Instructions to follow ::
Set the data down again, exactly as it reads, but without the pictures.

Available records ::
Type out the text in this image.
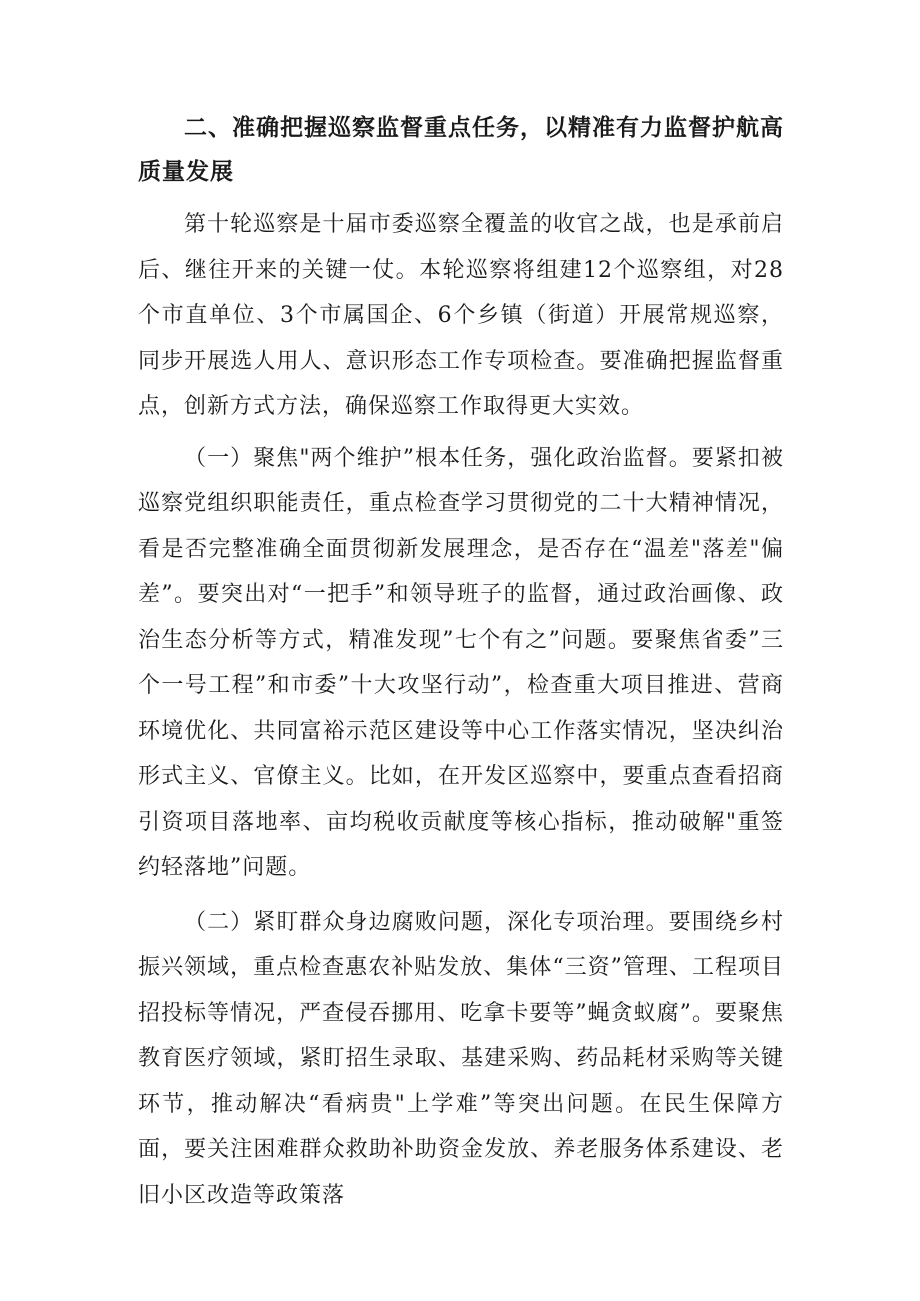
二、准确把握巡察监督重点任务，以精准有力监督护航高质量发展

第十轮巡察是十届市委巡察全覆盖的收官之战，也是承前启后、继往开来的关键一仗。本轮巡察将组建12个巡察组，对28个市直单位、3个市属国企、6个乡镇（街道）开展常规巡察，同步开展选人用人、意识形态工作专项检查。要准确把握监督重点，创新方式方法，确保巡察工作取得更大实效。

（一）聚焦"两个维护”根本任务，强化政治监督。要紧扣被巡察党组织职能责任，重点检查学习贯彻党的二十大精神情况，看是否完整准确全面贯彻新发展理念，是否存在“温差"落差"偏差”。要突出对“一把手”和领导班子的监督，通过政治画像、政治生态分析等方式，精准发现”七个有之”问题。要聚焦省委”三个一号工程”和市委”十大攻坚行动”，检查重大项目推进、营商环境优化、共同富裕示范区建设等中心工作落实情况，坚决纠治形式主义、官僚主义。比如，在开发区巡察中，要重点查看招商引资项目落地率、亩均税收贡献度等核心指标，推动破解"重签约轻落地”问题。

（二）紧盯群众身边腐败问题，深化专项治理。要围绕乡村振兴领域，重点检查惠农补贴发放、集体“三资”管理、工程项目招投标等情况，严查侵吞挪用、吃拿卡要等”蝇贪蚁腐”。要聚焦教育医疗领域，紧盯招生录取、基建采购、药品耗材采购等关键环节，推动解决“看病贵"上学难”等突出问题。在民生保障方面，要关注困难群众救助补助资金发放、养老服务体系建设、老旧小区改造等政策落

Output ::
Type out the text in this image.
二、准确把握巡察监督重点任务，以精准有力监督护航高质量发展

第十轮巡察是十届市委巡察全覆盖的收官之战，也是承前启后、继往开来的关键一仗。本轮巡察将组建12个巡察组，对28个市直单位、3个市属国企、6个乡镇（街道）开展常规巡察，同步开展选人用人、意识形态工作专项检查。要准确把握监督重点，创新方式方法，确保巡察工作取得更大实效。

（一）聚焦"两个维护”根本任务，强化政治监督。要紧扣被巡察党组织职能责任，重点检查学习贯彻党的二十大精神情况，看是否完整准确全面贯彻新发展理念，是否存在“温差"落差"偏差”。要突出对“一把手”和领导班子的监督，通过政治画像、政治生态分析等方式，精准发现”七个有之”问题。要聚焦省委”三个一号工程”和市委”十大攻坚行动”，检查重大项目推进、营商环境优化、共同富裕示范区建设等中心工作落实情况，坚决纠治形式主义、官僚主义。比如，在开发区巡察中，要重点查看招商引资项目落地率、亩均税收贡献度等核心指标，推动破解"重签约轻落地”问题。

（二）紧盯群众身边腐败问题，深化专项治理。要围绕乡村振兴领域，重点检查惠农补贴发放、集体“三资”管理、工程项目招投标等情况，严查侵吞挪用、吃拿卡要等”蝇贪蚁腐”。要聚焦教育医疗领域，紧盯招生录取、基建采购、药品耗材采购等关键环节，推动解决“看病贵"上学难”等突出问题。在民生保障方面，要关注困难群众救助补助资金发放、养老服务体系建设、老旧小区改造等政策落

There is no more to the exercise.